[Dataset records]
= = = = =

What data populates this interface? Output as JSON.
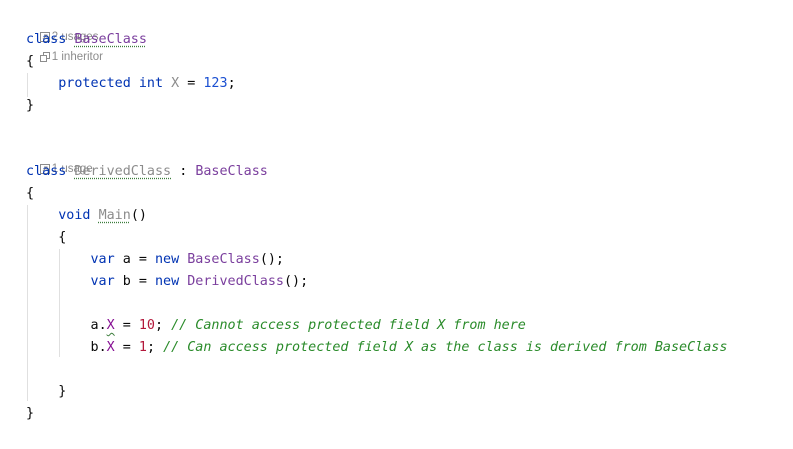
{
  "hints": {
    "base_usages": "2 usages",
    "base_inheritors": "1 inheritor",
    "derived_usages": "1 usage"
  },
  "code": {
    "kw_class": "class",
    "base_class_name": "BaseClass",
    "open_brace": "{",
    "close_brace": "}",
    "kw_protected": "protected",
    "kw_int": "int",
    "field_x": "X",
    "equals": "=",
    "value_123": "123",
    "semicolon": ";",
    "derived_class_name": "DerivedClass",
    "colon": ":",
    "kw_void": "void",
    "method_main": "Main",
    "parens": "()",
    "kw_var": "var",
    "var_a": "a",
    "var_b": "b",
    "kw_new": "new",
    "call_end": "();",
    "dot": ".",
    "value_10": "10",
    "value_1": "1",
    "comment_1": "// Cannot access protected field X from here",
    "comment_2": "// Can access protected field X as the class is derived from BaseClass"
  },
  "icons": {
    "usages_icon": "arrow-box-icon",
    "inheritor_icon": "inheritor-icon"
  },
  "colors": {
    "keyword": "#0033b3",
    "type": "#7a3e9d",
    "unused": "#8c8c8c",
    "number": "#1a4fd1",
    "comment": "#2a8b2a"
  }
}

= = = = =

- **TASK**
Each record above should be copied character for character, with pictures dropped.

- **EXPECTED ANSWER**
What data populates this interface? Output as JSON.
{
  "hints": {
    "base_usages": "2 usages",
    "base_inheritors": "1 inheritor",
    "derived_usages": "1 usage"
  },
  "code": {
    "kw_class": "class",
    "base_class_name": "BaseClass",
    "open_brace": "{",
    "close_brace": "}",
    "kw_protected": "protected",
    "kw_int": "int",
    "field_x": "X",
    "equals": "=",
    "value_123": "123",
    "semicolon": ";",
    "derived_class_name": "DerivedClass",
    "colon": ":",
    "kw_void": "void",
    "method_main": "Main",
    "parens": "()",
    "kw_var": "var",
    "var_a": "a",
    "var_b": "b",
    "kw_new": "new",
    "call_end": "();",
    "dot": ".",
    "value_10": "10",
    "value_1": "1",
    "comment_1": "// Cannot access protected field X from here",
    "comment_2": "// Can access protected field X as the class is derived from BaseClass"
  },
  "icons": {
    "usages_icon": "arrow-box-icon",
    "inheritor_icon": "inheritor-icon"
  },
  "colors": {
    "keyword": "#0033b3",
    "type": "#7a3e9d",
    "unused": "#8c8c8c",
    "number": "#1a4fd1",
    "comment": "#2a8b2a"
  }
}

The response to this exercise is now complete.